Materials provided
———
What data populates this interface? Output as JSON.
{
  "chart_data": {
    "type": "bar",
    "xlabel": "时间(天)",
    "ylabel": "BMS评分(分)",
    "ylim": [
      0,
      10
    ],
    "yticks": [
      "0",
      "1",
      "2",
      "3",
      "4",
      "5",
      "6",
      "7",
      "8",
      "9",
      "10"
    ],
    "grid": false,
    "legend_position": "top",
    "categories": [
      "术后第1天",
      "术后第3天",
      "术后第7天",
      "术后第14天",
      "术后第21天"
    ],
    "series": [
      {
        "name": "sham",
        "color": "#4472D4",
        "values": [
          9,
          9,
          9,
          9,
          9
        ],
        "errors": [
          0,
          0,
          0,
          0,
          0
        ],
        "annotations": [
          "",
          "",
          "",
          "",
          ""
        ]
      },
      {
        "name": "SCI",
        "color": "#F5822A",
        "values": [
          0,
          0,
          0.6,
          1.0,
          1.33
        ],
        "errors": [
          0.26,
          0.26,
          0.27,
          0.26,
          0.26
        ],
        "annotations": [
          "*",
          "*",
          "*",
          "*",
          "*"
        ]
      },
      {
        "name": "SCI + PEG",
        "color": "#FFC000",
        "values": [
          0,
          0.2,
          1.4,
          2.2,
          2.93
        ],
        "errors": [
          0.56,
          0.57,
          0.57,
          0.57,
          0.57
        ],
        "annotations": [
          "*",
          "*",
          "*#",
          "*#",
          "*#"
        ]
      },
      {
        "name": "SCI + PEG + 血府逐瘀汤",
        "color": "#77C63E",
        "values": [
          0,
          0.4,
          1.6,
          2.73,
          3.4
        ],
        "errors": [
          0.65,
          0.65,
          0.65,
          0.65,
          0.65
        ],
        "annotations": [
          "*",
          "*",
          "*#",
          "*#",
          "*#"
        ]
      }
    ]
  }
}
———
Pull out each line of the records holding the string "color".

        "color": "#4472D4",
        "color": "#F5822A",
        "color": "#FFC000",
        "color": "#77C63E",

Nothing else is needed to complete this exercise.